What you have to do
Write out the material again exactly, please, and omit the pictures.

Extracted records
· · · · ·

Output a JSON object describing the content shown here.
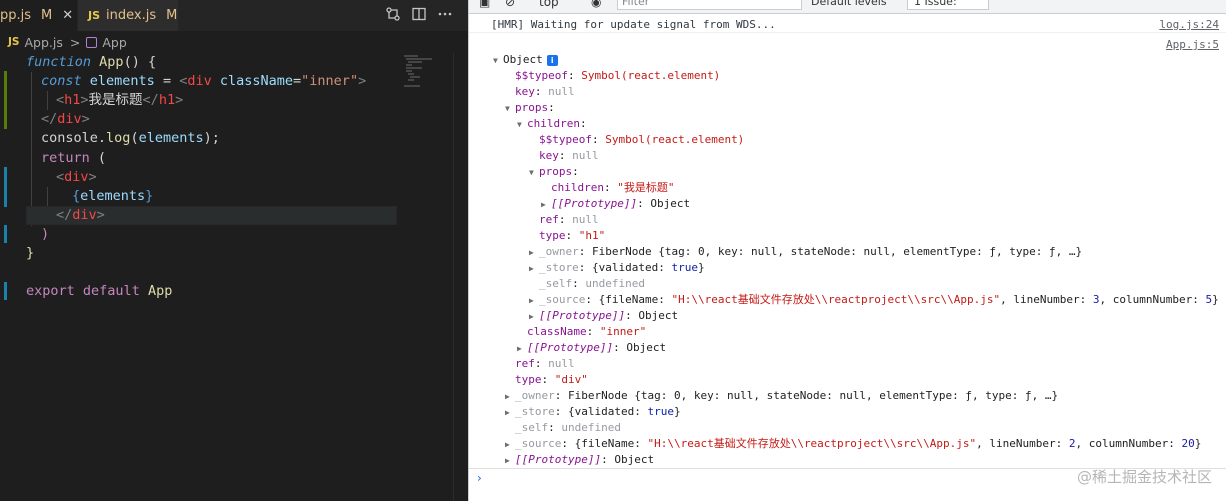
{
  "editor": {
    "tabs": [
      {
        "name": "pp.js",
        "status": "M",
        "close": "✕"
      },
      {
        "name": "index.js",
        "status": "M"
      }
    ],
    "js_label": "JS",
    "breadcrumb": {
      "file": "App.js",
      "separator": ">",
      "symbol": "App"
    },
    "code": {
      "l1": {
        "kw": "function",
        "fn": "App",
        "rest": "() {"
      },
      "l2": {
        "kw": "const",
        "var": "elements",
        "eq": " = ",
        "lt": "<",
        "tag": "div",
        "attr": "className",
        "eq2": "=",
        "val": "\"inner\"",
        "gt": ">"
      },
      "l3": {
        "lt": "<",
        "tag": "h1",
        "gt": ">",
        "text": "我是标题",
        "close_lt": "</",
        "close_tag": "h1",
        "close_gt": ">"
      },
      "l4": {
        "lt": "</",
        "tag": "div",
        "gt": ">"
      },
      "l5": {
        "obj": "console",
        "dot": ".",
        "method": "log",
        "open": "(",
        "arg": "elements",
        "close": ");"
      },
      "l6": {
        "kw": "return",
        "rest": " ("
      },
      "l7": {
        "lt": "<",
        "tag": "div",
        "gt": ">"
      },
      "l8": {
        "open": "{",
        "var": "elements",
        "close": "}"
      },
      "l9": {
        "lt": "</",
        "tag": "div",
        "gt": ">"
      },
      "l10": {
        "text": ")"
      },
      "l11": {
        "text": "}"
      },
      "l13": {
        "kw1": "export",
        "kw2": "default",
        "name": "App"
      }
    }
  },
  "devtools": {
    "toolbar": {
      "context": "top",
      "filter_placeholder": "Filter",
      "levels": "Default levels",
      "issues": "1 Issue:"
    },
    "hmr": {
      "text": "[HMR] Waiting for update signal from WDS...",
      "source": "log.js:24"
    },
    "log_source": "App.js:5",
    "tree": {
      "object": "Object",
      "info": "i",
      "typeof_key": "$$typeof",
      "typeof_val": "Symbol(react.element)",
      "key_key": "key",
      "null": "null",
      "props_key": "props",
      "children_key": "children",
      "children_text": "\"我是标题\"",
      "prototype_key": "[[Prototype]]",
      "ref_key": "ref",
      "type_key": "type",
      "type_h1": "\"h1\"",
      "type_div": "\"div\"",
      "owner_key": "_owner",
      "owner_val": "FiberNode {tag: 0, key: null, stateNode: null, elementType: ƒ, type: ƒ, …}",
      "store_key": "_store",
      "store_val_a": "{validated: ",
      "store_val_b": "true",
      "store_val_c": "}",
      "self_key": "_self",
      "undefined": "undefined",
      "source_key": "_source",
      "source1_a": "{fileName: ",
      "source1_b": "\"H:\\\\react基础文件存放处\\\\reactproject\\\\src\\\\App.js\"",
      "source1_c": ", lineNumber: ",
      "source1_d": "3",
      "source1_e": ", columnNumber: ",
      "source1_f": "5",
      "source1_g": "}",
      "source2_d": "2",
      "source2_f": "20",
      "classname_key": "className",
      "classname_val": "\"inner\""
    },
    "prompt_caret": "›",
    "watermark": "@稀土掘金技术社区"
  }
}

· · · · ·

Response
Output a JSON object describing the content shown here.
{
  "editor": {
    "tabs": [
      {
        "name": "pp.js",
        "status": "M",
        "close": "✕"
      },
      {
        "name": "index.js",
        "status": "M"
      }
    ],
    "js_label": "JS",
    "breadcrumb": {
      "file": "App.js",
      "separator": ">",
      "symbol": "App"
    },
    "code": {
      "l1": {
        "kw": "function",
        "fn": "App",
        "rest": "() {"
      },
      "l2": {
        "kw": "const",
        "var": "elements",
        "eq": " = ",
        "lt": "<",
        "tag": "div",
        "attr": "className",
        "eq2": "=",
        "val": "\"inner\"",
        "gt": ">"
      },
      "l3": {
        "lt": "<",
        "tag": "h1",
        "gt": ">",
        "text": "我是标题",
        "close_lt": "</",
        "close_tag": "h1",
        "close_gt": ">"
      },
      "l4": {
        "lt": "</",
        "tag": "div",
        "gt": ">"
      },
      "l5": {
        "obj": "console",
        "dot": ".",
        "method": "log",
        "open": "(",
        "arg": "elements",
        "close": ");"
      },
      "l6": {
        "kw": "return",
        "rest": " ("
      },
      "l7": {
        "lt": "<",
        "tag": "div",
        "gt": ">"
      },
      "l8": {
        "open": "{",
        "var": "elements",
        "close": "}"
      },
      "l9": {
        "lt": "</",
        "tag": "div",
        "gt": ">"
      },
      "l10": {
        "text": ")"
      },
      "l11": {
        "text": "}"
      },
      "l13": {
        "kw1": "export",
        "kw2": "default",
        "name": "App"
      }
    }
  },
  "devtools": {
    "toolbar": {
      "context": "top",
      "filter_placeholder": "Filter",
      "levels": "Default levels",
      "issues": "1 Issue:"
    },
    "hmr": {
      "text": "[HMR] Waiting for update signal from WDS...",
      "source": "log.js:24"
    },
    "log_source": "App.js:5",
    "tree": {
      "object": "Object",
      "info": "i",
      "typeof_key": "$$typeof",
      "typeof_val": "Symbol(react.element)",
      "key_key": "key",
      "null": "null",
      "props_key": "props",
      "children_key": "children",
      "children_text": "\"我是标题\"",
      "prototype_key": "[[Prototype]]",
      "ref_key": "ref",
      "type_key": "type",
      "type_h1": "\"h1\"",
      "type_div": "\"div\"",
      "owner_key": "_owner",
      "owner_val": "FiberNode {tag: 0, key: null, stateNode: null, elementType: ƒ, type: ƒ, …}",
      "store_key": "_store",
      "store_val_a": "{validated: ",
      "store_val_b": "true",
      "store_val_c": "}",
      "self_key": "_self",
      "undefined": "undefined",
      "source_key": "_source",
      "source1_a": "{fileName: ",
      "source1_b": "\"H:\\\\react基础文件存放处\\\\reactproject\\\\src\\\\App.js\"",
      "source1_c": ", lineNumber: ",
      "source1_d": "3",
      "source1_e": ", columnNumber: ",
      "source1_f": "5",
      "source1_g": "}",
      "source2_d": "2",
      "source2_f": "20",
      "classname_key": "className",
      "classname_val": "\"inner\""
    },
    "prompt_caret": "›",
    "watermark": "@稀土掘金技术社区"
  }
}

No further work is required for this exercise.